- **Information supplied**:
↓↓↓

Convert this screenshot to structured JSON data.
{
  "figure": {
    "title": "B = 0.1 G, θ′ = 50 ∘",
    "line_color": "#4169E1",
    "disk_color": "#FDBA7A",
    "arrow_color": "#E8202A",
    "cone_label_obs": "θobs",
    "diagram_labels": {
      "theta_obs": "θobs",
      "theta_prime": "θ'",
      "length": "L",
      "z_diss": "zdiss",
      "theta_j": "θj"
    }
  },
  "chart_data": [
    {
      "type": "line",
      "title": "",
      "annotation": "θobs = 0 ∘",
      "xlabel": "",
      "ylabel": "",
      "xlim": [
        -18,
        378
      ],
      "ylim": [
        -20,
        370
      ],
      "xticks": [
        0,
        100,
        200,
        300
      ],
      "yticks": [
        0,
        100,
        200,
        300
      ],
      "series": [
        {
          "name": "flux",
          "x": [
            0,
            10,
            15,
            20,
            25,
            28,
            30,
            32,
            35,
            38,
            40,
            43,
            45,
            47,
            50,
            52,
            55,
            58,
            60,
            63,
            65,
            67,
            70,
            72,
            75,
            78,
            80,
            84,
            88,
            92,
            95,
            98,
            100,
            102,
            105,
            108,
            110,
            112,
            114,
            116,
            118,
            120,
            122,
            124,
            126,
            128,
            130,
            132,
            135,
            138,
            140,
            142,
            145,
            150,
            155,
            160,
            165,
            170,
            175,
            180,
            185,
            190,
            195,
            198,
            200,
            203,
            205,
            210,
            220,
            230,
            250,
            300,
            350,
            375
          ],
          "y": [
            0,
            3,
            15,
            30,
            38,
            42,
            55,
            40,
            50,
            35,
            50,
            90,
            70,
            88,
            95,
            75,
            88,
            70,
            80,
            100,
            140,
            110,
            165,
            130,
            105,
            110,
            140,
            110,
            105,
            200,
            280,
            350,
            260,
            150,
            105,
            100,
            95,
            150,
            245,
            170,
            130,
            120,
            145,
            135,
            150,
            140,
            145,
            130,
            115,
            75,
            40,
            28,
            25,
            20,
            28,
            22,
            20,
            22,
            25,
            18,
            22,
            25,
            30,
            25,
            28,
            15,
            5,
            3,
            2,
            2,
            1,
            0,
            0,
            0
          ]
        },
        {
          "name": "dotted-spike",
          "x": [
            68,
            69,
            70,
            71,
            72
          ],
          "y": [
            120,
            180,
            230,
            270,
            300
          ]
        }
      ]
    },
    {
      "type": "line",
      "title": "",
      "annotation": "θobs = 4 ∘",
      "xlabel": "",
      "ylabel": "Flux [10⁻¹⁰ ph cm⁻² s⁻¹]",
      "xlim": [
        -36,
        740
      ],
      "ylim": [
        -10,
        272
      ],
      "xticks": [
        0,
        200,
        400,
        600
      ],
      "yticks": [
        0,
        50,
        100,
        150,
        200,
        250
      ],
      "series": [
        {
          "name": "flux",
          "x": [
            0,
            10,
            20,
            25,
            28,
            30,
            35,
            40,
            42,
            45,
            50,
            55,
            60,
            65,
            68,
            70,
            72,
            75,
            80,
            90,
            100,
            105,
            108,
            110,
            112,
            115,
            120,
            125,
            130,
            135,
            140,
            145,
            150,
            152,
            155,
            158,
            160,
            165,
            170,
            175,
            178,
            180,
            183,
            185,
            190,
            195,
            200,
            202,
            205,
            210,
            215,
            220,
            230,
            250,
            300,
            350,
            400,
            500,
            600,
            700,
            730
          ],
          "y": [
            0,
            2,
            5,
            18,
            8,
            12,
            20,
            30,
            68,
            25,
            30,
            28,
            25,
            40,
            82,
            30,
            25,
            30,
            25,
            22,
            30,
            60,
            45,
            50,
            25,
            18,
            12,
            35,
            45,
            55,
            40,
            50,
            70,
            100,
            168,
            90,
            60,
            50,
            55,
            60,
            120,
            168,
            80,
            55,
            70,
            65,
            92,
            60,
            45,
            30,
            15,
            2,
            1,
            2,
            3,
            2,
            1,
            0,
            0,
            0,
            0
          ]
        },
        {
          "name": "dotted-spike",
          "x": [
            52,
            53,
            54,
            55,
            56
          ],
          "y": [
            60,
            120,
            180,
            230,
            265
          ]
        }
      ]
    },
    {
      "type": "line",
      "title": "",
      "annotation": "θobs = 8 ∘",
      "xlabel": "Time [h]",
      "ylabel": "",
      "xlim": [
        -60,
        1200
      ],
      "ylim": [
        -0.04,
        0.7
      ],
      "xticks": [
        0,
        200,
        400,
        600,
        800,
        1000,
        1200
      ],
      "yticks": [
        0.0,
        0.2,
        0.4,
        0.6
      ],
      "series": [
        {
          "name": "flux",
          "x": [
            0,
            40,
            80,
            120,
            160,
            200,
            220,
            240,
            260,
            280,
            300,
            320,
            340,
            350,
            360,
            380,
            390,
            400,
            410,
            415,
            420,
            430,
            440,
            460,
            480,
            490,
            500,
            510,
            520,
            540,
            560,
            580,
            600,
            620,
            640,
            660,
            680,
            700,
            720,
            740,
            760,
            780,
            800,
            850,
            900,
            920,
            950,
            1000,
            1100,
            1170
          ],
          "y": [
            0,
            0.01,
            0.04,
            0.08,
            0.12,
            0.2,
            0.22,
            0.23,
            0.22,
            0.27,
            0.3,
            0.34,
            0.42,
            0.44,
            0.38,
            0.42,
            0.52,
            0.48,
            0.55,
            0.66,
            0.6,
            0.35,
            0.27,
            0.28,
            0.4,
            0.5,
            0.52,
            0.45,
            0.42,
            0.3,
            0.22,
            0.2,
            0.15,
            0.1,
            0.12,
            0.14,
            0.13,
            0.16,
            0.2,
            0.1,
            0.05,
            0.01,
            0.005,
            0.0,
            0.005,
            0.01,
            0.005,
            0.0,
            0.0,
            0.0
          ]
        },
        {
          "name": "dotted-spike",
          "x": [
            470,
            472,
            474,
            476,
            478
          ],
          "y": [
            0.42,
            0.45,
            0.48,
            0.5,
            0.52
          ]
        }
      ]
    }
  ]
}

↑↑↑

- **Requirements**:
Copy out each line above, character for character.

- **Task solution**:
Convert this screenshot to structured JSON data.
{
  "figure": {
    "title": "B = 0.1 G, θ′ = 50 ∘",
    "line_color": "#4169E1",
    "disk_color": "#FDBA7A",
    "arrow_color": "#E8202A",
    "cone_label_obs": "θobs",
    "diagram_labels": {
      "theta_obs": "θobs",
      "theta_prime": "θ'",
      "length": "L",
      "z_diss": "zdiss",
      "theta_j": "θj"
    }
  },
  "chart_data": [
    {
      "type": "line",
      "title": "",
      "annotation": "θobs = 0 ∘",
      "xlabel": "",
      "ylabel": "",
      "xlim": [
        -18,
        378
      ],
      "ylim": [
        -20,
        370
      ],
      "xticks": [
        0,
        100,
        200,
        300
      ],
      "yticks": [
        0,
        100,
        200,
        300
      ],
      "series": [
        {
          "name": "flux",
          "x": [
            0,
            10,
            15,
            20,
            25,
            28,
            30,
            32,
            35,
            38,
            40,
            43,
            45,
            47,
            50,
            52,
            55,
            58,
            60,
            63,
            65,
            67,
            70,
            72,
            75,
            78,
            80,
            84,
            88,
            92,
            95,
            98,
            100,
            102,
            105,
            108,
            110,
            112,
            114,
            116,
            118,
            120,
            122,
            124,
            126,
            128,
            130,
            132,
            135,
            138,
            140,
            142,
            145,
            150,
            155,
            160,
            165,
            170,
            175,
            180,
            185,
            190,
            195,
            198,
            200,
            203,
            205,
            210,
            220,
            230,
            250,
            300,
            350,
            375
          ],
          "y": [
            0,
            3,
            15,
            30,
            38,
            42,
            55,
            40,
            50,
            35,
            50,
            90,
            70,
            88,
            95,
            75,
            88,
            70,
            80,
            100,
            140,
            110,
            165,
            130,
            105,
            110,
            140,
            110,
            105,
            200,
            280,
            350,
            260,
            150,
            105,
            100,
            95,
            150,
            245,
            170,
            130,
            120,
            145,
            135,
            150,
            140,
            145,
            130,
            115,
            75,
            40,
            28,
            25,
            20,
            28,
            22,
            20,
            22,
            25,
            18,
            22,
            25,
            30,
            25,
            28,
            15,
            5,
            3,
            2,
            2,
            1,
            0,
            0,
            0
          ]
        },
        {
          "name": "dotted-spike",
          "x": [
            68,
            69,
            70,
            71,
            72
          ],
          "y": [
            120,
            180,
            230,
            270,
            300
          ]
        }
      ]
    },
    {
      "type": "line",
      "title": "",
      "annotation": "θobs = 4 ∘",
      "xlabel": "",
      "ylabel": "Flux [10⁻¹⁰ ph cm⁻² s⁻¹]",
      "xlim": [
        -36,
        740
      ],
      "ylim": [
        -10,
        272
      ],
      "xticks": [
        0,
        200,
        400,
        600
      ],
      "yticks": [
        0,
        50,
        100,
        150,
        200,
        250
      ],
      "series": [
        {
          "name": "flux",
          "x": [
            0,
            10,
            20,
            25,
            28,
            30,
            35,
            40,
            42,
            45,
            50,
            55,
            60,
            65,
            68,
            70,
            72,
            75,
            80,
            90,
            100,
            105,
            108,
            110,
            112,
            115,
            120,
            125,
            130,
            135,
            140,
            145,
            150,
            152,
            155,
            158,
            160,
            165,
            170,
            175,
            178,
            180,
            183,
            185,
            190,
            195,
            200,
            202,
            205,
            210,
            215,
            220,
            230,
            250,
            300,
            350,
            400,
            500,
            600,
            700,
            730
          ],
          "y": [
            0,
            2,
            5,
            18,
            8,
            12,
            20,
            30,
            68,
            25,
            30,
            28,
            25,
            40,
            82,
            30,
            25,
            30,
            25,
            22,
            30,
            60,
            45,
            50,
            25,
            18,
            12,
            35,
            45,
            55,
            40,
            50,
            70,
            100,
            168,
            90,
            60,
            50,
            55,
            60,
            120,
            168,
            80,
            55,
            70,
            65,
            92,
            60,
            45,
            30,
            15,
            2,
            1,
            2,
            3,
            2,
            1,
            0,
            0,
            0,
            0
          ]
        },
        {
          "name": "dotted-spike",
          "x": [
            52,
            53,
            54,
            55,
            56
          ],
          "y": [
            60,
            120,
            180,
            230,
            265
          ]
        }
      ]
    },
    {
      "type": "line",
      "title": "",
      "annotation": "θobs = 8 ∘",
      "xlabel": "Time [h]",
      "ylabel": "",
      "xlim": [
        -60,
        1200
      ],
      "ylim": [
        -0.04,
        0.7
      ],
      "xticks": [
        0,
        200,
        400,
        600,
        800,
        1000,
        1200
      ],
      "yticks": [
        0.0,
        0.2,
        0.4,
        0.6
      ],
      "series": [
        {
          "name": "flux",
          "x": [
            0,
            40,
            80,
            120,
            160,
            200,
            220,
            240,
            260,
            280,
            300,
            320,
            340,
            350,
            360,
            380,
            390,
            400,
            410,
            415,
            420,
            430,
            440,
            460,
            480,
            490,
            500,
            510,
            520,
            540,
            560,
            580,
            600,
            620,
            640,
            660,
            680,
            700,
            720,
            740,
            760,
            780,
            800,
            850,
            900,
            920,
            950,
            1000,
            1100,
            1170
          ],
          "y": [
            0,
            0.01,
            0.04,
            0.08,
            0.12,
            0.2,
            0.22,
            0.23,
            0.22,
            0.27,
            0.3,
            0.34,
            0.42,
            0.44,
            0.38,
            0.42,
            0.52,
            0.48,
            0.55,
            0.66,
            0.6,
            0.35,
            0.27,
            0.28,
            0.4,
            0.5,
            0.52,
            0.45,
            0.42,
            0.3,
            0.22,
            0.2,
            0.15,
            0.1,
            0.12,
            0.14,
            0.13,
            0.16,
            0.2,
            0.1,
            0.05,
            0.01,
            0.005,
            0.0,
            0.005,
            0.01,
            0.005,
            0.0,
            0.0,
            0.0
          ]
        },
        {
          "name": "dotted-spike",
          "x": [
            470,
            472,
            474,
            476,
            478
          ],
          "y": [
            0.42,
            0.45,
            0.48,
            0.5,
            0.52
          ]
        }
      ]
    }
  ]
}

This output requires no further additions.